= WORK INSTRUCTIONS =
Without the pictures, return all of the material exactly as written.

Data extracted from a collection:
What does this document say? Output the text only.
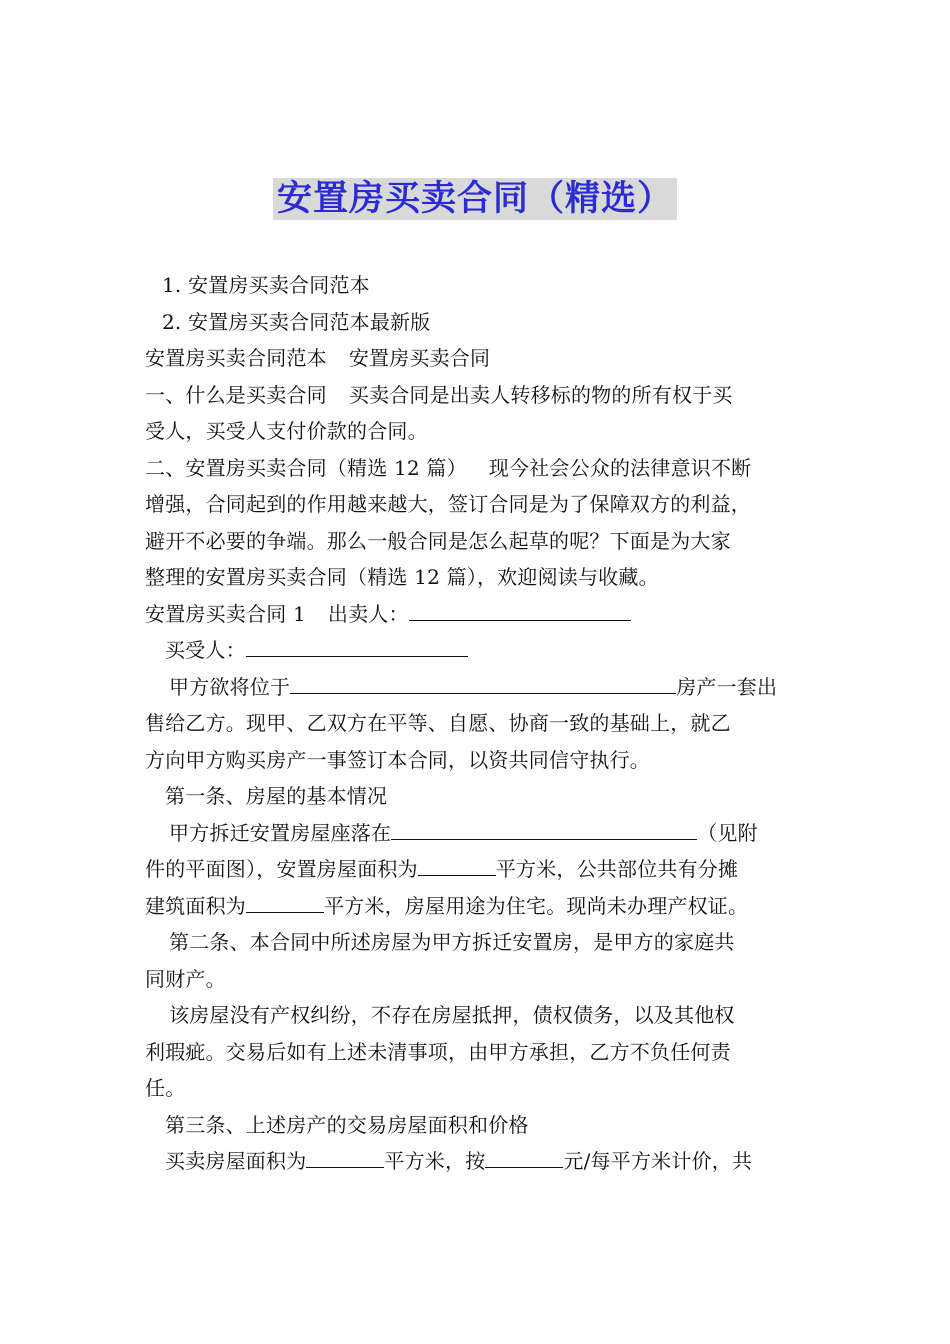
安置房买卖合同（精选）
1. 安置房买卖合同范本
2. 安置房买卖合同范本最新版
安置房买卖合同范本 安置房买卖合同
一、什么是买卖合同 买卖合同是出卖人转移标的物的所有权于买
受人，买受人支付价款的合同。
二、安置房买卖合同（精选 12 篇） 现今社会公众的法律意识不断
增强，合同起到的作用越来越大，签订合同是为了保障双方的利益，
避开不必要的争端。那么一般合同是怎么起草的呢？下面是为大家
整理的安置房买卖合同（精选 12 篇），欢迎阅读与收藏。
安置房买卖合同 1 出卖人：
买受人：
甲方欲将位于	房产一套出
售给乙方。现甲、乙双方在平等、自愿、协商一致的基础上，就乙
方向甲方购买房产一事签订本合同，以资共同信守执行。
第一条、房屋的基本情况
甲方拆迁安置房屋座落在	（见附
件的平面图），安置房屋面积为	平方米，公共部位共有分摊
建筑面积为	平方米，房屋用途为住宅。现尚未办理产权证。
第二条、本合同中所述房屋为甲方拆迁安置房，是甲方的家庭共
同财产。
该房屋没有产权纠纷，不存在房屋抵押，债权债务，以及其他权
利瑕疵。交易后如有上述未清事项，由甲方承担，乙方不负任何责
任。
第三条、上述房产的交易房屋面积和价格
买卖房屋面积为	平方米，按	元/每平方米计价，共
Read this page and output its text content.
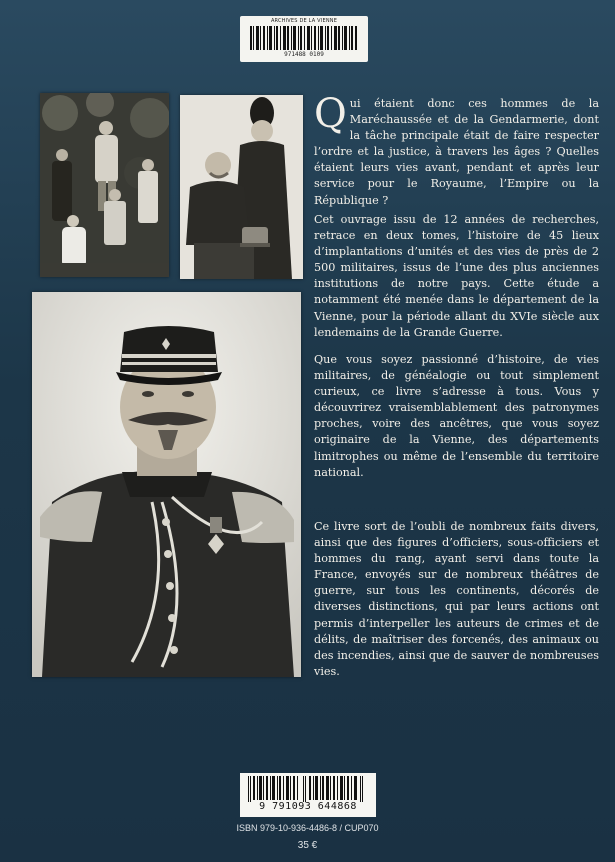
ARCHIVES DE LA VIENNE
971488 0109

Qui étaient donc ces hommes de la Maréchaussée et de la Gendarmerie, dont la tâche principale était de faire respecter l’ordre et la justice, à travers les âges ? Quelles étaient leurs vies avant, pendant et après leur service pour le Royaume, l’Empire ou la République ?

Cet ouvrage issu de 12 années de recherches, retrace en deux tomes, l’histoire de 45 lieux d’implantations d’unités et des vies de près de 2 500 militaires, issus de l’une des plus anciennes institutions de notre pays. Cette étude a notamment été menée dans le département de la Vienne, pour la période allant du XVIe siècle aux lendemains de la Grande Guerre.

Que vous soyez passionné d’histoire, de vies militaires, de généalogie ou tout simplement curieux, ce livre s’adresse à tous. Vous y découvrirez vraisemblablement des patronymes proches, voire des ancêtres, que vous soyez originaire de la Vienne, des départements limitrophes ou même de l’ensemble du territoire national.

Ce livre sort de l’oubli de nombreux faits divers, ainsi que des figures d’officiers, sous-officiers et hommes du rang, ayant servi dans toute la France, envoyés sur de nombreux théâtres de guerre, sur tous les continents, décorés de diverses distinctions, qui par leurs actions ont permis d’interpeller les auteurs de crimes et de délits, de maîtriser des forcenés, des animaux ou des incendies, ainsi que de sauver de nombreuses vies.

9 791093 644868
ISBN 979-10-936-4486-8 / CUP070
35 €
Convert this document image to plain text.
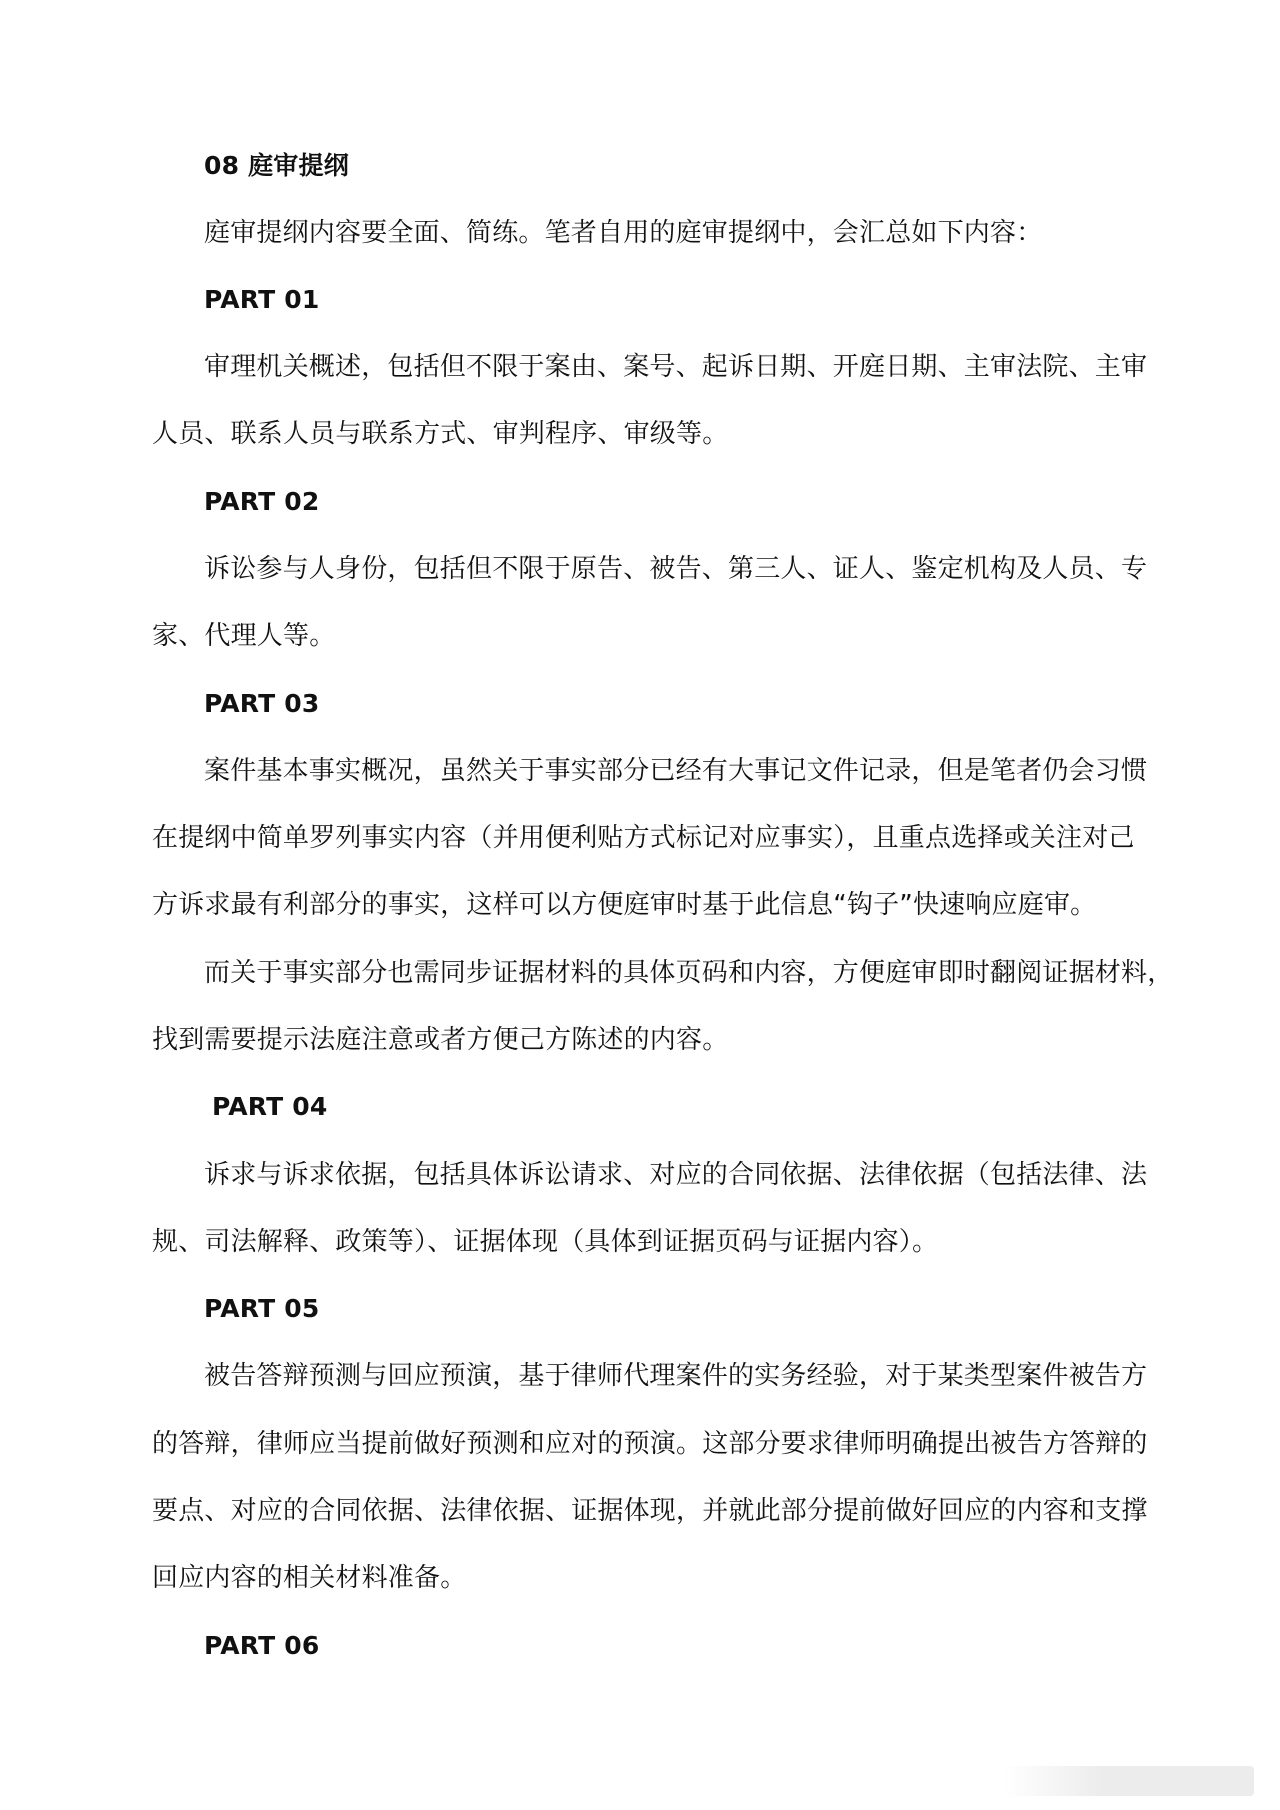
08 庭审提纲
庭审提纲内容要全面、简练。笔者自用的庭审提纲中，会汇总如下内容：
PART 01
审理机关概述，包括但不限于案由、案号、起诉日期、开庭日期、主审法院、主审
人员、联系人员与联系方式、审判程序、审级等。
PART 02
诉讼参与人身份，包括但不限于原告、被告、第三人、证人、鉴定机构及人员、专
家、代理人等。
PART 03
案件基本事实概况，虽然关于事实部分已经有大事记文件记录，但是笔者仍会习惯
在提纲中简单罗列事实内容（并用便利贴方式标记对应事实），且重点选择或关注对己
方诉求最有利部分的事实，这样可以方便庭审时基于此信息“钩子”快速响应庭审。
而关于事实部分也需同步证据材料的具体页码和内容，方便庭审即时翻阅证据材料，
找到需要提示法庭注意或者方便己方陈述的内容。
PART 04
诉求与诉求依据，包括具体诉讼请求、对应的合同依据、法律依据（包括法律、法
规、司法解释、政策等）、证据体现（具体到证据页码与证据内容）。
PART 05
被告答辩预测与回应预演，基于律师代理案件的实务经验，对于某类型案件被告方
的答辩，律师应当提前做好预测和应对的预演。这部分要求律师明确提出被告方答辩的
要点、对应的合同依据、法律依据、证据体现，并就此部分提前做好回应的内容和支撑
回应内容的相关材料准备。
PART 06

= ANSWER =
What does this document say? Output the text only.
安置房买卖合同（精选）
1. 安置房买卖合同范本
2. 安置房买卖合同范本最新版
安置房买卖合同范本 安置房买卖合同
一、什么是买卖合同 买卖合同是出卖人转移标的物的所有权于买
受人，买受人支付价款的合同。
二、安置房买卖合同（精选 12 篇） 现今社会公众的法律意识不断
增强，合同起到的作用越来越大，签订合同是为了保障双方的利益，
避开不必要的争端。那么一般合同是怎么起草的呢？下面是为大家
整理的安置房买卖合同（精选 12 篇），欢迎阅读与收藏。
安置房买卖合同 1 出卖人：
买受人：
甲方欲将位于	房产一套出
售给乙方。现甲、乙双方在平等、自愿、协商一致的基础上，就乙
方向甲方购买房产一事签订本合同，以资共同信守执行。
第一条、房屋的基本情况
甲方拆迁安置房屋座落在	（见附
件的平面图），安置房屋面积为	平方米，公共部位共有分摊
建筑面积为	平方米，房屋用途为住宅。现尚未办理产权证。
第二条、本合同中所述房屋为甲方拆迁安置房，是甲方的家庭共
同财产。
该房屋没有产权纠纷，不存在房屋抵押，债权债务，以及其他权
利瑕疵。交易后如有上述未清事项，由甲方承担，乙方不负任何责
任。
第三条、上述房产的交易房屋面积和价格
买卖房屋面积为	平方米，按	元/每平方米计价，共
Read this page and output its text content.
ARCHIVES DE LA VIENNE
971488 0109

Qui étaient donc ces hommes de la Maréchaussée et de la Gendarmerie, dont la tâche principale était de faire respecter l’ordre et la justice, à travers les âges ? Quelles étaient leurs vies avant, pendant et après leur service pour le Royaume, l’Empire ou la République ?

Cet ouvrage issu de 12 années de recherches, retrace en deux tomes, l’histoire de 45 lieux d’implantations d’unités et des vies de près de 2 500 militaires, issus de l’une des plus anciennes institutions de notre pays. Cette étude a notamment été menée dans le département de la Vienne, pour la période allant du XVIe siècle aux lendemains de la Grande Guerre.

Que vous soyez passionné d’histoire, de vies militaires, de généalogie ou tout simplement curieux, ce livre s’adresse à tous. Vous y découvrirez vraisemblablement des patronymes proches, voire des ancêtres, que vous soyez originaire de la Vienne, des départements limitrophes ou même de l’ensemble du territoire national.

Ce livre sort de l’oubli de nombreux faits divers, ainsi que des figures d’officiers, sous-officiers et hommes du rang, ayant servi dans toute la France, envoyés sur de nombreux théâtres de guerre, sur tous les continents, décorés de diverses distinctions, qui par leurs actions ont permis d’interpeller les auteurs de crimes et de délits, de maîtriser des forcenés, des animaux ou des incendies, ainsi que de sauver de nombreuses vies.

9 791093 644868
ISBN 979-10-936-4486-8 / CUP070
35 €
Convert this document image to plain text.
08 庭审提纲
庭审提纲内容要全面、简练。笔者自用的庭审提纲中，会汇总如下内容：
PART 01
审理机关概述，包括但不限于案由、案号、起诉日期、开庭日期、主审法院、主审
人员、联系人员与联系方式、审判程序、审级等。
PART 02
诉讼参与人身份，包括但不限于原告、被告、第三人、证人、鉴定机构及人员、专
家、代理人等。
PART 03
案件基本事实概况，虽然关于事实部分已经有大事记文件记录，但是笔者仍会习惯
在提纲中简单罗列事实内容（并用便利贴方式标记对应事实），且重点选择或关注对己
方诉求最有利部分的事实，这样可以方便庭审时基于此信息“钩子”快速响应庭审。
而关于事实部分也需同步证据材料的具体页码和内容，方便庭审即时翻阅证据材料，
找到需要提示法庭注意或者方便己方陈述的内容。
PART 04
诉求与诉求依据，包括具体诉讼请求、对应的合同依据、法律依据（包括法律、法
规、司法解释、政策等）、证据体现（具体到证据页码与证据内容）。
PART 05
被告答辩预测与回应预演，基于律师代理案件的实务经验，对于某类型案件被告方
的答辩，律师应当提前做好预测和应对的预演。这部分要求律师明确提出被告方答辩的
要点、对应的合同依据、法律依据、证据体现，并就此部分提前做好回应的内容和支撑
回应内容的相关材料准备。
PART 06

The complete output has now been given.